--- Data extract ---

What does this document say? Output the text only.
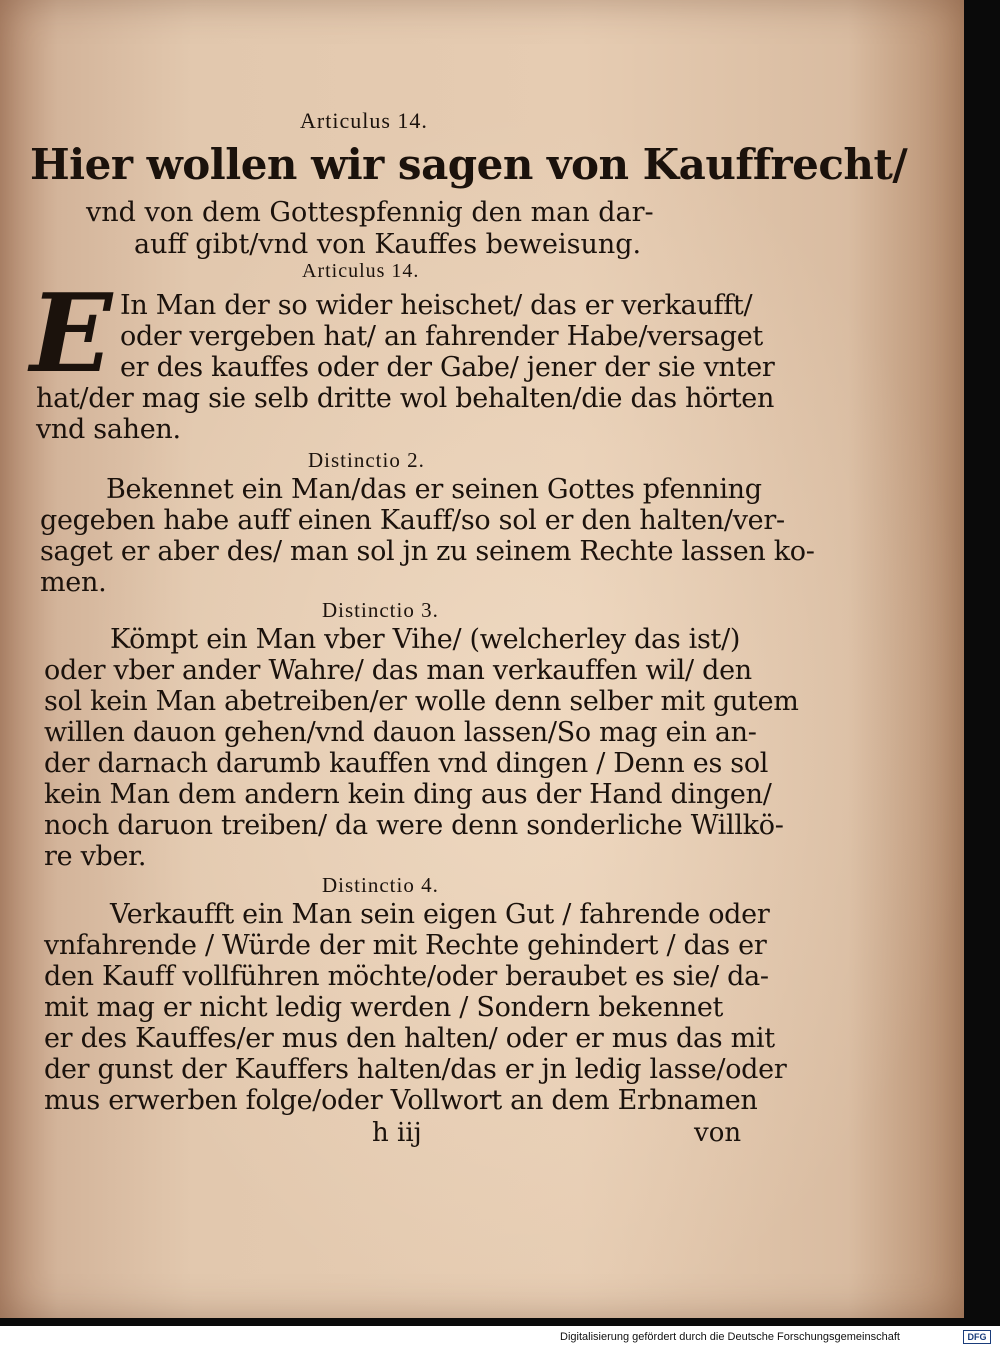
Articulus 14.
Hier wollen wir sagen von Kauffrecht/
vnd von dem Gottespfennig den man dar-
auff gibt/vnd von Kauffes beweisung.
Articulus 14.
E In Man der so wider heischet/ das er verkaufft/
oder vergeben hat/ an fahrender Habe/versaget
er des kauffes oder der Gabe/ jener der sie vnter
hat/der mag sie selb dritte wol behalten/die das hörten
vnd sahen.
Distinctio 2.
Bekennet ein Man/das er seinen Gottes pfenning
gegeben habe auff einen Kauff/so sol er den halten/ver-
saget er aber des/ man sol jn zu seinem Rechte lassen ko-
men.
Distinctio 3.
Kömpt ein Man vber Vihe/ (welcherley das ist/)
oder vber ander Wahre/ das man verkauffen wil/ den
sol kein Man abetreiben/er wolle denn selber mit gutem
willen dauon gehen/vnd dauon lassen/So mag ein an-
der darnach darumb kauffen vnd dingen / Denn es sol
kein Man dem andern kein ding aus der Hand dingen/
noch daruon treiben/ da were denn sonderliche Willkö-
re vber.
Distinctio 4.
Verkaufft ein Man sein eigen Gut / fahrende oder
vnfahrende / Würde der mit Rechte gehindert / das er
den Kauff vollführen möchte/oder beraubet es sie/ da-
mit mag er nicht ledig werden / Sondern bekennet
er des Kauffes/er mus den halten/ oder er mus das mit
der gunst der Kauffers halten/das er jn ledig lasse/oder
mus erwerben folge/oder Vollwort an dem Erbnamen
h iij	von
Digitalisierung gefördert durch die Deutsche Forschungsgemeinschaft	DFG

---

◆ Challenge
Your task is to transcribe all of the records precisely, with no images included.

◆ Solution for this task
What does this document say? Output the text only.
Articulus 14.
Hier wollen wir sagen von Kauffrecht/
vnd von dem Gottespfennig den man dar-
auff gibt/vnd von Kauffes beweisung.
Articulus 14.
E In Man der so wider heischet/ das er verkaufft/
oder vergeben hat/ an fahrender Habe/versaget
er des kauffes oder der Gabe/ jener der sie vnter
hat/der mag sie selb dritte wol behalten/die das hörten
vnd sahen.
Distinctio 2.
Bekennet ein Man/das er seinen Gottes pfenning
gegeben habe auff einen Kauff/so sol er den halten/ver-
saget er aber des/ man sol jn zu seinem Rechte lassen ko-
men.
Distinctio 3.
Kömpt ein Man vber Vihe/ (welcherley das ist/)
oder vber ander Wahre/ das man verkauffen wil/ den
sol kein Man abetreiben/er wolle denn selber mit gutem
willen dauon gehen/vnd dauon lassen/So mag ein an-
der darnach darumb kauffen vnd dingen / Denn es sol
kein Man dem andern kein ding aus der Hand dingen/
noch daruon treiben/ da were denn sonderliche Willkö-
re vber.
Distinctio 4.
Verkaufft ein Man sein eigen Gut / fahrende oder
vnfahrende / Würde der mit Rechte gehindert / das er
den Kauff vollführen möchte/oder beraubet es sie/ da-
mit mag er nicht ledig werden / Sondern bekennet
er des Kauffes/er mus den halten/ oder er mus das mit
der gunst der Kauffers halten/das er jn ledig lasse/oder
mus erwerben folge/oder Vollwort an dem Erbnamen
h iij	von
Digitalisierung gefördert durch die Deutsche Forschungsgemeinschaft	DFG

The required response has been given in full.